* _DIRECTIVE A_: According to the scissors lift patent, what does the system in U.S. Pat. No. 4,930,598 not include?
* _DIRECTIVE B_: Reproduce the scissors lift patent word for word, starting at "Description" and ending at "its lower part.".

Assistant Examiner: Wilson; Lee
Attorney, Agent or Firm: Purnell; Locke, Harrell; Rain
Claims
We claim:
1. A scissors lift platform with electronic control comprising:
(a) a rectangular flat casing fixed to a frame structure;
(b) a scissors system which sustains said casing in which the system is
formed by a pair of scissor arms located in a parallel vertical position,
coupled through a main shaft and a secondary shaft;
(c) a hydraulic cylinder coupled at a lower end of the scissors system to
the center of said main shaft and in turn linked through an upper end of
the scissors system to the center of the secondary shaft, providing for
the upward and downward motion of the platform;
(d) a track base which offers a maximum movement of the scissors system
wherein a double scissors system includes respectively two arms for each
said scissors system, in such a way that two of its upper and lower ends
are fixed to the frame structure while the other two are mobile through
the connection of wheels at the ends of their arms which allow the
horizontal movement to displace the platform in a vertical plane till the
desired height; and
(e) an electronic system which activates the hydraulic cylinder through an
external hydraulic unit and is also activated when the electronic control
panel is activated upon receiving signals from optic sensors located at
one of the ends of the casing of the platform.
2. The scissors lift platform of claim 1 wherein each arm of the pair of
scissors includes a fixed end and a mobile end, the mobile end supplying
the desired movement, each pair of scissors having a wheel connected to an
upper part of a first scissors arm and a lower part of the first scissors
arm connected to the frame structure; and
a wheel connected to a lower part of a second scissors arm and the second
scissors arm upper part connected to the frame structure, the wheels being
movable along respective tracks.
3. The scissors lift platform of claim 1 wherein the lift platform operates
automatically at the desired height through an electronic system made up
of an electronic control panel, a series of optic sensors located at each
one of the ends of the casing of the platform and in front of a panel of
reflecting elements, and a pair of upper and lower limit switches.
Description
TECHNICAL FIELD OF THE INVENTION
The present invention relates generally to a lift platform having an
electronic control system. Specifically, the lift platform is sustained
through a double system of support scissors in its lower part.
BACKGROUND OF THE INVENTION
Different types of lift platforms are generally known as lift tables
through scissors arms mechanism. The U.S. Pat. No. 4,930,598 presents a
scissors table integrated by chassis, wheels and a platform connected
through one or several combination of scissors arms in which each
combination of scissors arms includes an arm center and two external
supports pivotally connected to its longitudinal midpoints; however, this
system does not include an electronic automatic control. The U.S. Pat. No.

(Records of where elements appear)
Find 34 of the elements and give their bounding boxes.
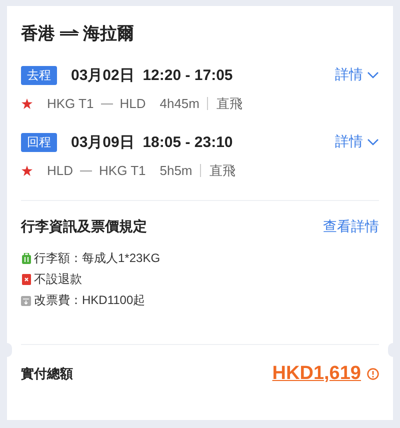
leg-badge: 去程 <box>21 66 57 84</box>
leg-airport: HLD <box>120 96 146 111</box>
leg-type: 直飛 <box>200 164 236 177</box>
leg-airport: HKG T1 <box>47 96 94 111</box>
details-link[interactable]: 詳情 <box>335 66 379 84</box>
luggage-icon <box>22 253 30 264</box>
leg-airport: HLD <box>47 163 74 178</box>
total-label: 實付總額 <box>21 365 73 383</box>
section-title: 行李資訊及票價規定 <box>21 218 147 236</box>
leg-duration: 4h45m <box>160 96 200 111</box>
leg-datetime: 03月02日 12:20 - 17:05 <box>71 66 233 84</box>
details-link[interactable]: 詳情 <box>335 133 379 151</box>
leg-datetime: 03月09日 18:05 - 23:10 <box>71 132 233 152</box>
chevron-down-icon[interactable] <box>367 71 379 79</box>
rule-text: 行李額：每成人1*23KG <box>34 250 160 267</box>
info-icon[interactable] <box>367 368 379 380</box>
leg-type: 直飛 <box>207 97 242 110</box>
total-amount[interactable]: HKD1,619 <box>272 363 361 385</box>
chevron-down-icon[interactable] <box>367 138 379 146</box>
leg-badge: 回程 <box>21 132 57 152</box>
view-details-link[interactable]: 查看詳情 <box>323 218 379 236</box>
rule-text: 改票費：HKD1100起 <box>34 292 146 309</box>
flower-logo-icon <box>21 98 33 110</box>
route-line-icon <box>100 102 113 104</box>
flower-logo-icon <box>21 164 33 176</box>
ticket-change-icon <box>21 296 31 306</box>
route-destination: 海拉爾 <box>83 22 134 44</box>
leg-duration: 5h5m <box>160 163 192 178</box>
leg-airport: HKG T1 <box>99 163 146 178</box>
rule-text: 不設退款 <box>34 271 82 288</box>
route-origin: 香港 <box>21 22 55 44</box>
no-refund-icon <box>22 274 30 285</box>
route-line-icon <box>80 170 92 172</box>
round-trip-icon <box>59 29 79 37</box>
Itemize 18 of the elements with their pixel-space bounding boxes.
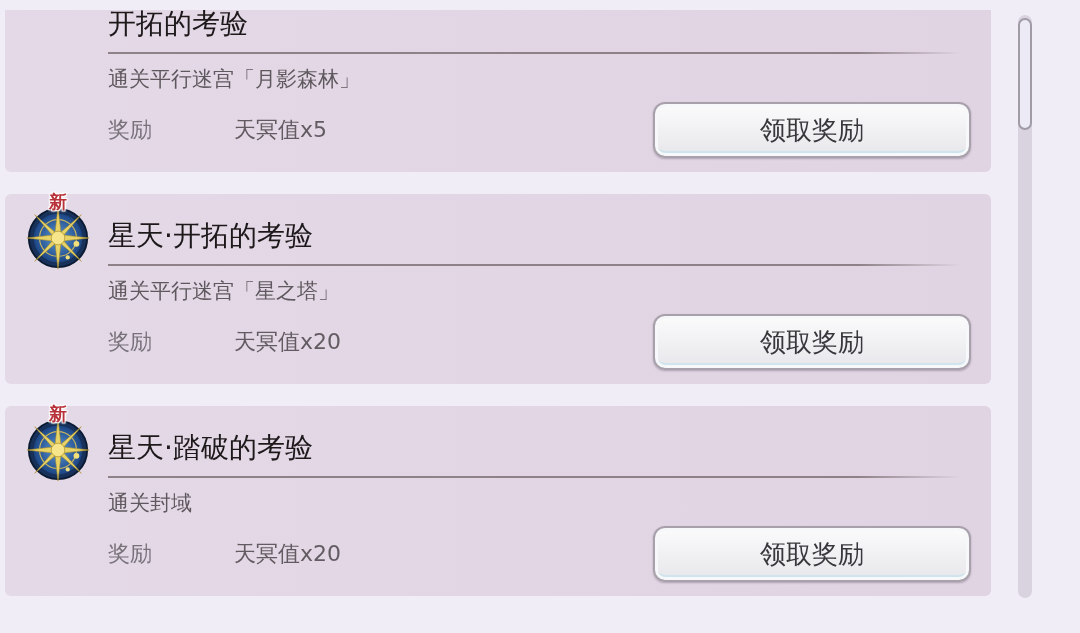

* _TASK OUTPUT A_: An electronic automatic control.

* _TASK OUTPUT B_:
Description
TECHNICAL FIELD OF THE INVENTION
The present invention relates generally to a lift platform having an
electronic control system. Specifically, the lift platform is sustained
through a double system of support scissors in its lower part.